▶ _Data shown_
▽
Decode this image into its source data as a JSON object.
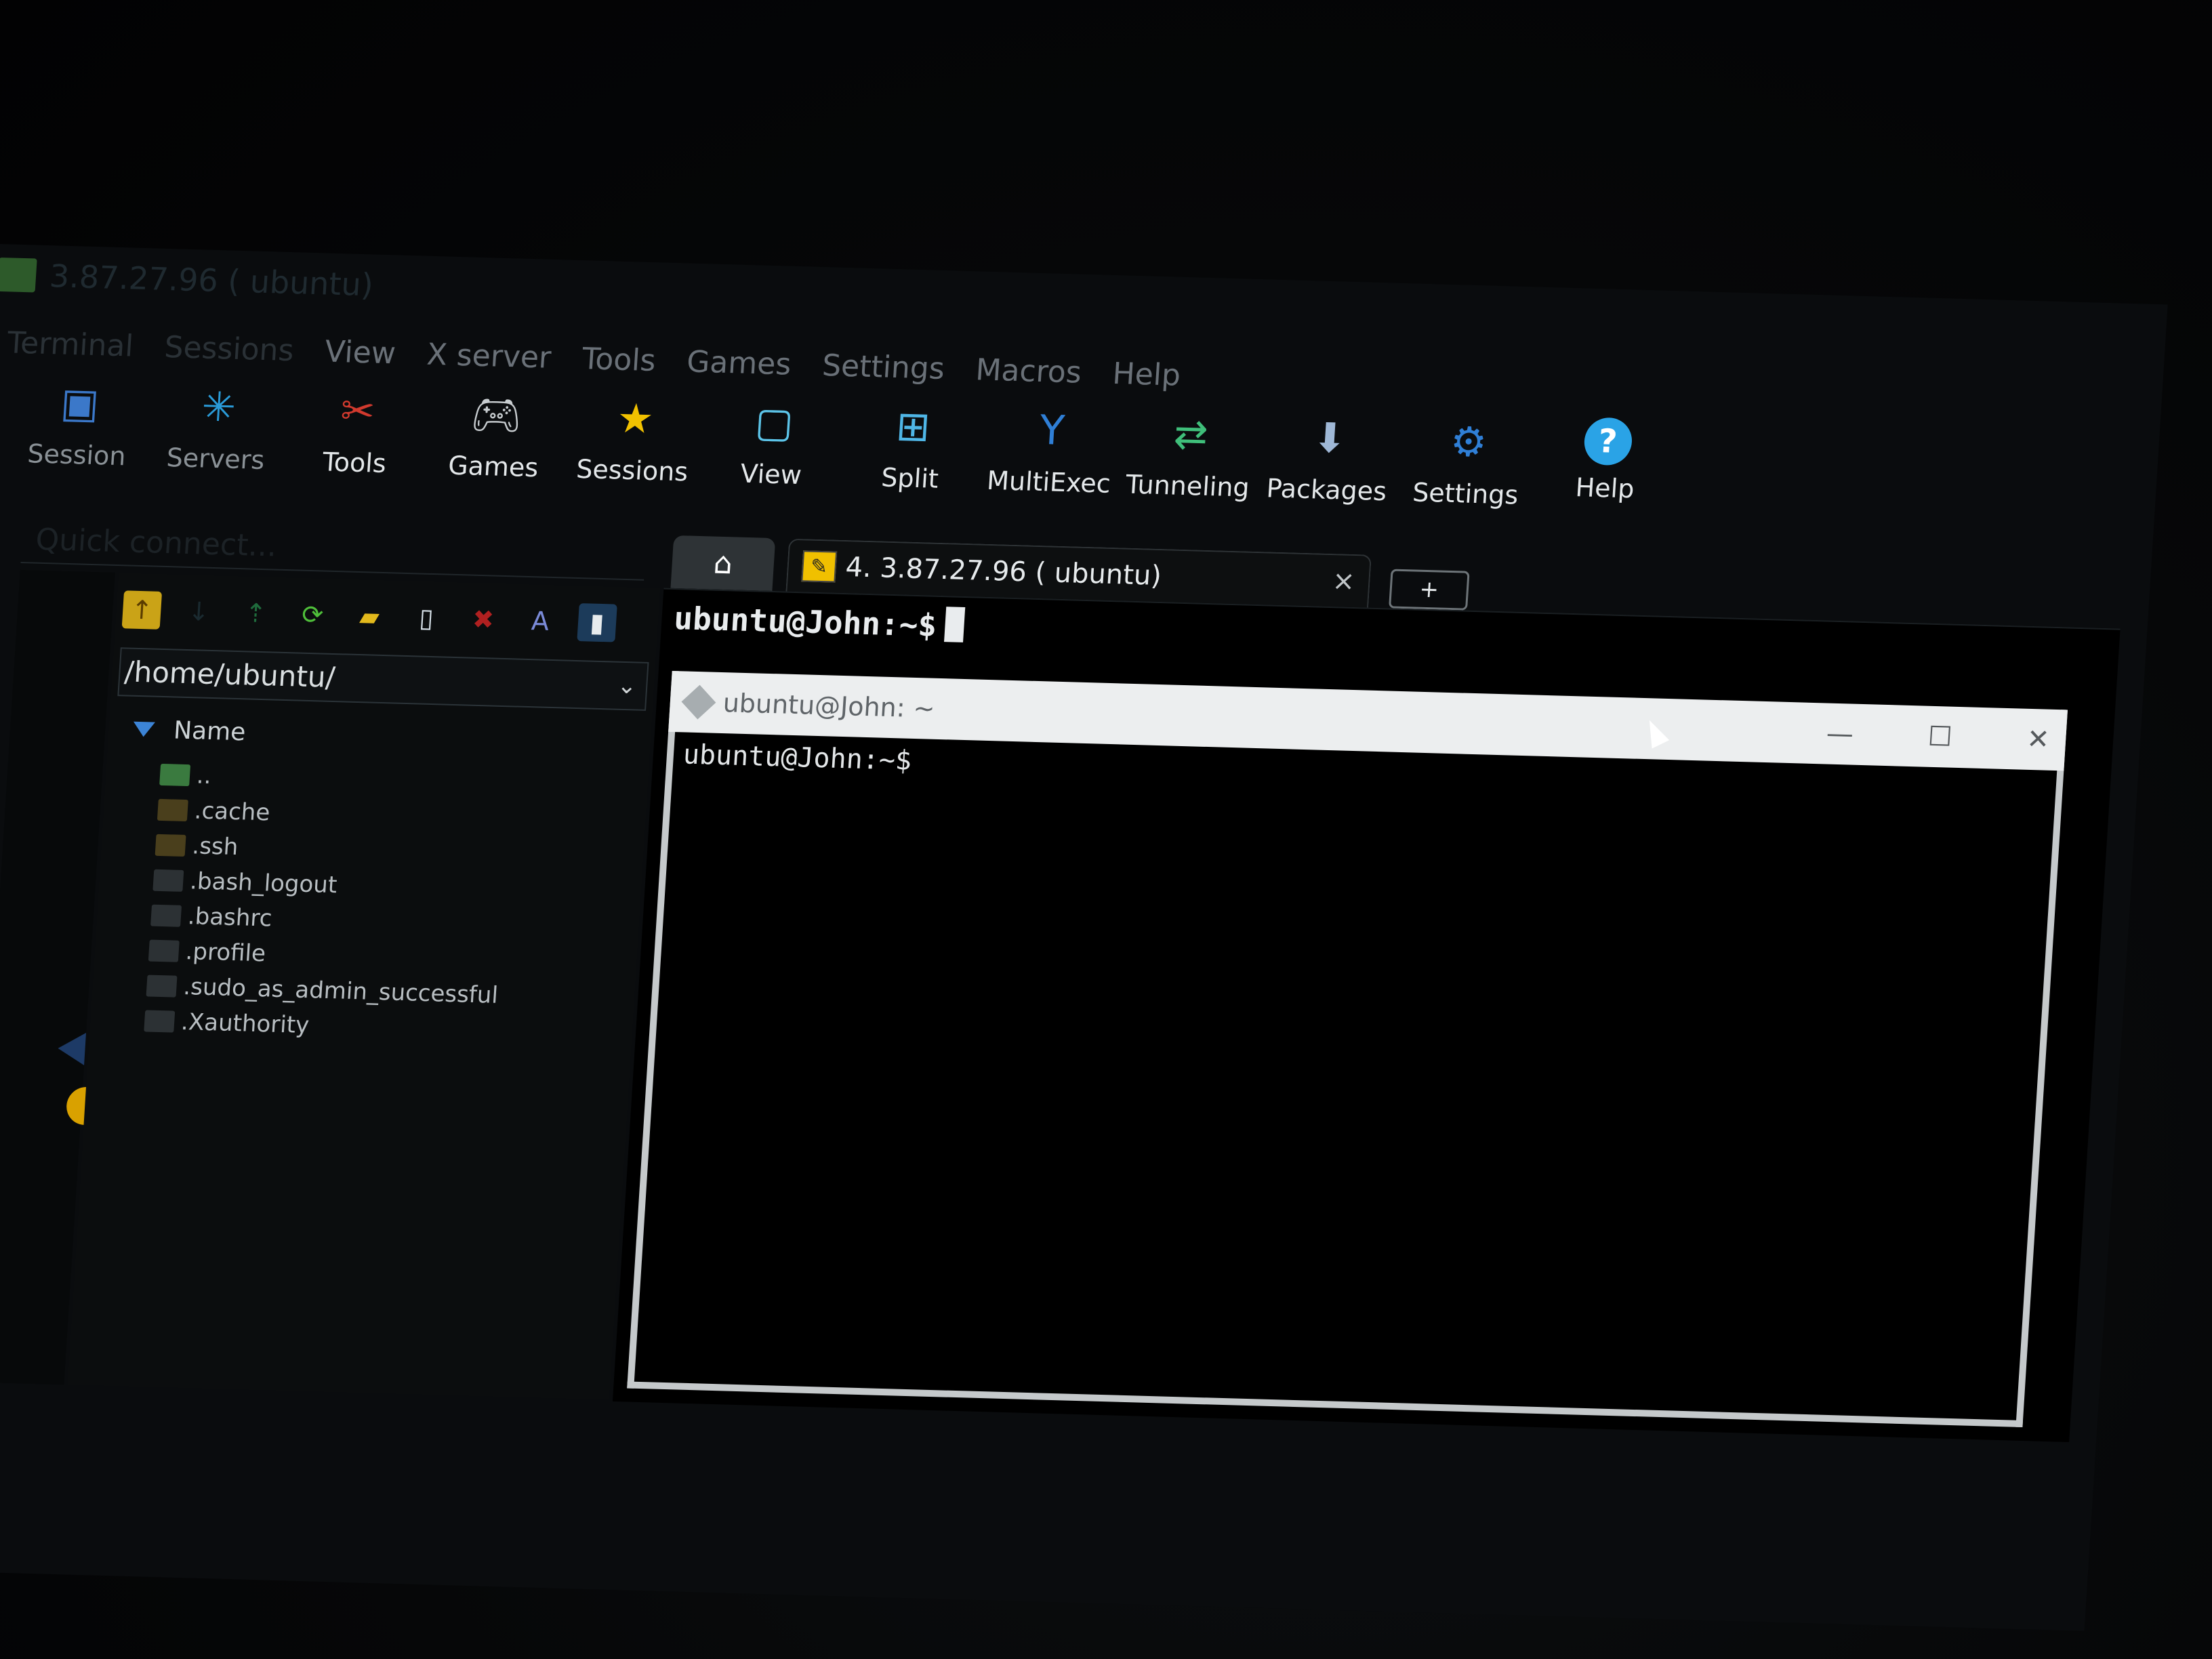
{
  "window": {
    "title": "3.87.27.96 ( ubuntu)"
  },
  "menubar": {
    "items": [
      "Terminal",
      "Sessions",
      "View",
      "X server",
      "Tools",
      "Games",
      "Settings",
      "Macros",
      "Help"
    ]
  },
  "toolbar": {
    "buttons": [
      {
        "label": "Session",
        "icon": "session-icon"
      },
      {
        "label": "Servers",
        "icon": "servers-icon"
      },
      {
        "label": "Tools",
        "icon": "tools-icon"
      },
      {
        "label": "Games",
        "icon": "games-icon"
      },
      {
        "label": "Sessions",
        "icon": "sessions-star-icon"
      },
      {
        "label": "View",
        "icon": "view-icon"
      },
      {
        "label": "Split",
        "icon": "split-icon"
      },
      {
        "label": "MultiExec",
        "icon": "multiexec-icon"
      },
      {
        "label": "Tunneling",
        "icon": "tunneling-icon"
      },
      {
        "label": "Packages",
        "icon": "packages-icon"
      },
      {
        "label": "Settings",
        "icon": "settings-icon"
      },
      {
        "label": "Help",
        "icon": "help-icon"
      }
    ]
  },
  "quick_connect": {
    "placeholder": "Quick connect..."
  },
  "sftp": {
    "path": "/home/ubuntu/",
    "column_header": "Name",
    "files": [
      {
        "name": "..",
        "type": "up"
      },
      {
        "name": ".cache",
        "type": "folder"
      },
      {
        "name": ".ssh",
        "type": "folder"
      },
      {
        "name": ".bash_logout",
        "type": "file"
      },
      {
        "name": ".bashrc",
        "type": "file"
      },
      {
        "name": ".profile",
        "type": "file"
      },
      {
        "name": ".sudo_as_admin_successful",
        "type": "file"
      },
      {
        "name": ".Xauthority",
        "type": "file"
      }
    ]
  },
  "tabs": {
    "session_label": "4. 3.87.27.96 ( ubuntu)",
    "close": "×",
    "new": "+"
  },
  "terminal": {
    "prompt": "ubuntu@John:~$"
  },
  "xwindow": {
    "title": "ubuntu@John: ~",
    "prompt": "ubuntu@John:~$",
    "minimize": "—",
    "maximize": "☐",
    "close": "✕"
  },
  "colors": {
    "accent": "#3c84d6",
    "terminal_bg": "#000000",
    "xwindow_title_bg": "#eceeef"
  }
}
△
Answer with one number: how many lines in the listing hold "prompt".

2